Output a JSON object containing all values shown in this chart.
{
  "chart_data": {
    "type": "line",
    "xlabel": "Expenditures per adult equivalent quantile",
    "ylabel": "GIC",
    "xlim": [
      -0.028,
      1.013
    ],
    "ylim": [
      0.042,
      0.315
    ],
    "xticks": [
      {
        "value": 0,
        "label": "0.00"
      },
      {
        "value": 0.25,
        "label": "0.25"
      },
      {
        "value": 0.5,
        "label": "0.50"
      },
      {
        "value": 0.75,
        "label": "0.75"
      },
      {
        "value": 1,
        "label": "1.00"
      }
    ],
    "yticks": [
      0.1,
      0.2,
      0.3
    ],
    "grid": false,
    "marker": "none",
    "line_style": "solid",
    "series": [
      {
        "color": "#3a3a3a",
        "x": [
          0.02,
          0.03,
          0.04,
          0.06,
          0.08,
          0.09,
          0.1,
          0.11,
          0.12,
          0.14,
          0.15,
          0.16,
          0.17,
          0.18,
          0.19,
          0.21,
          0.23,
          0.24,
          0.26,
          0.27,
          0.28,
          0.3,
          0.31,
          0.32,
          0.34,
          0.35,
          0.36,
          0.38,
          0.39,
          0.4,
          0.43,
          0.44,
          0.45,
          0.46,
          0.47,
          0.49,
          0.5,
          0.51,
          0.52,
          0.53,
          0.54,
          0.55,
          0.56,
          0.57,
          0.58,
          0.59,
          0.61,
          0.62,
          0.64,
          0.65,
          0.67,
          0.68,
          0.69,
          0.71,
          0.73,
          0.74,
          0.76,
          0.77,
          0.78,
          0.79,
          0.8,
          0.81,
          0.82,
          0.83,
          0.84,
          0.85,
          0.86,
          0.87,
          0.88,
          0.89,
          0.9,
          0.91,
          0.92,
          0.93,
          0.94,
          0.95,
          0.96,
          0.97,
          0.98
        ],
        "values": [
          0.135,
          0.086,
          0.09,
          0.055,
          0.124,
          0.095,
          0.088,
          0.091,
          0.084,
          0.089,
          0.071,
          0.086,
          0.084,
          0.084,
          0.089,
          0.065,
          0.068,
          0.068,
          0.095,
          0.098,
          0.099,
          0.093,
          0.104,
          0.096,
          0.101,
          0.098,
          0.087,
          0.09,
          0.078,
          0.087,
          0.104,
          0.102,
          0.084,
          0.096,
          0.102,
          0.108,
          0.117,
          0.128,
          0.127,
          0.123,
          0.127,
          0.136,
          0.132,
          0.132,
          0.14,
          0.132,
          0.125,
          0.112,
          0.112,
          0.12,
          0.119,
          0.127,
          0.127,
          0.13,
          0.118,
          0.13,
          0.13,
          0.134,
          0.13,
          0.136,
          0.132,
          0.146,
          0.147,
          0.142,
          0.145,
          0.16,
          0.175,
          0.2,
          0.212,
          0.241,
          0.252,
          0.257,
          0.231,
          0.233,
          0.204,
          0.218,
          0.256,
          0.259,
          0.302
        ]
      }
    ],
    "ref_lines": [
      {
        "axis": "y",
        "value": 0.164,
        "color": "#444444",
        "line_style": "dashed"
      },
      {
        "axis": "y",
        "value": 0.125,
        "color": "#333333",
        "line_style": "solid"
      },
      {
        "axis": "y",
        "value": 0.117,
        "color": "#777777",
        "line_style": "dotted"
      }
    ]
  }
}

++++++++++++++++++++

■ STATED EXERCISE ■
Transcribe each record exactly. Leave nothing out.

■ OUTPUT FOR THIS TASK ■
Output a JSON object containing all values shown in this chart.
{
  "chart_data": {
    "type": "line",
    "xlabel": "Expenditures per adult equivalent quantile",
    "ylabel": "GIC",
    "xlim": [
      -0.028,
      1.013
    ],
    "ylim": [
      0.042,
      0.315
    ],
    "xticks": [
      {
        "value": 0,
        "label": "0.00"
      },
      {
        "value": 0.25,
        "label": "0.25"
      },
      {
        "value": 0.5,
        "label": "0.50"
      },
      {
        "value": 0.75,
        "label": "0.75"
      },
      {
        "value": 1,
        "label": "1.00"
      }
    ],
    "yticks": [
      0.1,
      0.2,
      0.3
    ],
    "grid": false,
    "marker": "none",
    "line_style": "solid",
    "series": [
      {
        "color": "#3a3a3a",
        "x": [
          0.02,
          0.03,
          0.04,
          0.06,
          0.08,
          0.09,
          0.1,
          0.11,
          0.12,
          0.14,
          0.15,
          0.16,
          0.17,
          0.18,
          0.19,
          0.21,
          0.23,
          0.24,
          0.26,
          0.27,
          0.28,
          0.3,
          0.31,
          0.32,
          0.34,
          0.35,
          0.36,
          0.38,
          0.39,
          0.4,
          0.43,
          0.44,
          0.45,
          0.46,
          0.47,
          0.49,
          0.5,
          0.51,
          0.52,
          0.53,
          0.54,
          0.55,
          0.56,
          0.57,
          0.58,
          0.59,
          0.61,
          0.62,
          0.64,
          0.65,
          0.67,
          0.68,
          0.69,
          0.71,
          0.73,
          0.74,
          0.76,
          0.77,
          0.78,
          0.79,
          0.8,
          0.81,
          0.82,
          0.83,
          0.84,
          0.85,
          0.86,
          0.87,
          0.88,
          0.89,
          0.9,
          0.91,
          0.92,
          0.93,
          0.94,
          0.95,
          0.96,
          0.97,
          0.98
        ],
        "values": [
          0.135,
          0.086,
          0.09,
          0.055,
          0.124,
          0.095,
          0.088,
          0.091,
          0.084,
          0.089,
          0.071,
          0.086,
          0.084,
          0.084,
          0.089,
          0.065,
          0.068,
          0.068,
          0.095,
          0.098,
          0.099,
          0.093,
          0.104,
          0.096,
          0.101,
          0.098,
          0.087,
          0.09,
          0.078,
          0.087,
          0.104,
          0.102,
          0.084,
          0.096,
          0.102,
          0.108,
          0.117,
          0.128,
          0.127,
          0.123,
          0.127,
          0.136,
          0.132,
          0.132,
          0.14,
          0.132,
          0.125,
          0.112,
          0.112,
          0.12,
          0.119,
          0.127,
          0.127,
          0.13,
          0.118,
          0.13,
          0.13,
          0.134,
          0.13,
          0.136,
          0.132,
          0.146,
          0.147,
          0.142,
          0.145,
          0.16,
          0.175,
          0.2,
          0.212,
          0.241,
          0.252,
          0.257,
          0.231,
          0.233,
          0.204,
          0.218,
          0.256,
          0.259,
          0.302
        ]
      }
    ],
    "ref_lines": [
      {
        "axis": "y",
        "value": 0.164,
        "color": "#444444",
        "line_style": "dashed"
      },
      {
        "axis": "y",
        "value": 0.125,
        "color": "#333333",
        "line_style": "solid"
      },
      {
        "axis": "y",
        "value": 0.117,
        "color": "#777777",
        "line_style": "dotted"
      }
    ]
  }
}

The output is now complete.